# GIVEN PASSAGE:
━━━━━━
Present Day – We first meet Alison Bannister as she is walking past an art gallery in Marlborough, Wiltshire. She spies a portrait – a portrait of a woman who she is very familiar with. It is a likeness of Mary Seymour.
Alison enters the gallery and encounters an old love, Adam. Ten years previously they had had a relationship. A relationship that Alison had ended despite her feelings for Adam. For Alison has a secret that she cannot share with him… she was born in the 1540s.
Because Alison needs to find out more about the provenance of the portrait, she becomes enmeshed in Adam’s life once more. The portrait holds the key to a puzzle that Alison has spent years trying to decipher. It might tell her the whereabouts of her son, Arthur.
“We made a bargain, she and I. She helped me to escape; I helped her to find her son. It is entirely possible to bargain with an enemy if there is something that you both want and so it proved. Thus we were bound together through time.”
Wiltshire, 1557 – We meet Mary Seymour who is living at Wolf Hall. A distant cousin named Alison Banestre is sent to live there and share a room with Mary. The girls, ages ten and fourteen, did not get along. The beautiful Alison was more vivacious and cunning than the plain and more solitary Mary. Mary spent her time in the forest behind the garden gate. There she spends many hours wandering at will. Mary is never truly alone though, she has Darrell. She communicates with Darrell via her thoughts making the reader assume at first that he is just her imaginary friend. For if ever a girl needed a friend, it is Mary Seymour. Prone to having visions, she makes those around her
apprehensive – they fear she is a witch.
“I saw visions when I did not wish to and when I tried to call them up I saw nothing.”
The young Alison lost her family to the pox when she was just six years of age. Now, hardened by life’s cruelties, she has come to live at Wolf Hall. She is seduced by her distant cousin Edward and bore him an illegitimate son when she was just fifteen. He discarded her and took her infant son away.
━━━━━━
# RECORDED INFORMATION:

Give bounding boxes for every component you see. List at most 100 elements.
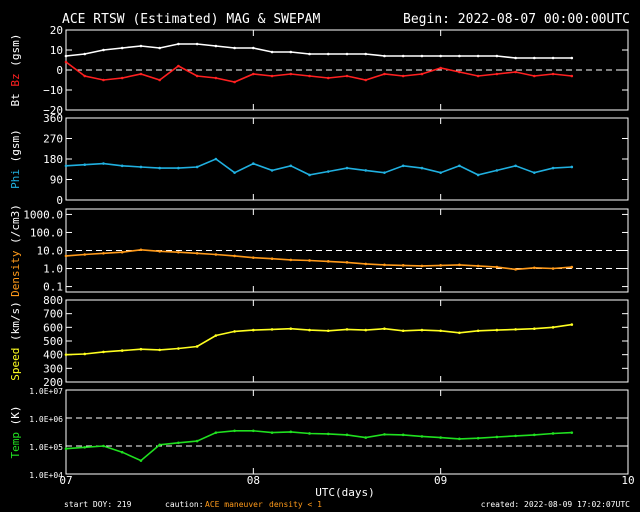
━━━━━━
# STATED PROBLEM:
Carry on the plot summary about Alison Bannister and Mary Seymour, starting right after its last sentence about Edward taking Alison's infant son away.

# RESPONSE BELOW:
“A man may chastise his wife just as he would a dog or a servant.”
After a dramatic death at Wolf Hall, both Alison and Mary are sent to Middlecote, only Alison escapes on the way. Mary, not so lucky, lives for several years with the Fenner Family at Middlecote Hall. There she is the companion to young Eleanor Fenner. There she suffers under the influence of Lady Fenner and her cruel rogue of a son, Will Fenner.
Alison slips forward in time to the present day. She has done it before and now that she wants to escape her banishment from Wolf Hall, she tries it again. Only this time, she cannot find a way to return. And return she must. She has to find her baby son…
My first read of 2019 – and what a read it was! A joyful amalgam of historical fiction, time travel, and love story, “The Phantom Tree” was a compelling tale. My first time reading Nicola Cornick, but definitely not my last. The author brought the past to life with vividly rendered, well-researched prose that highlighted both the positive and the negative aspects of life in the sixteenth century.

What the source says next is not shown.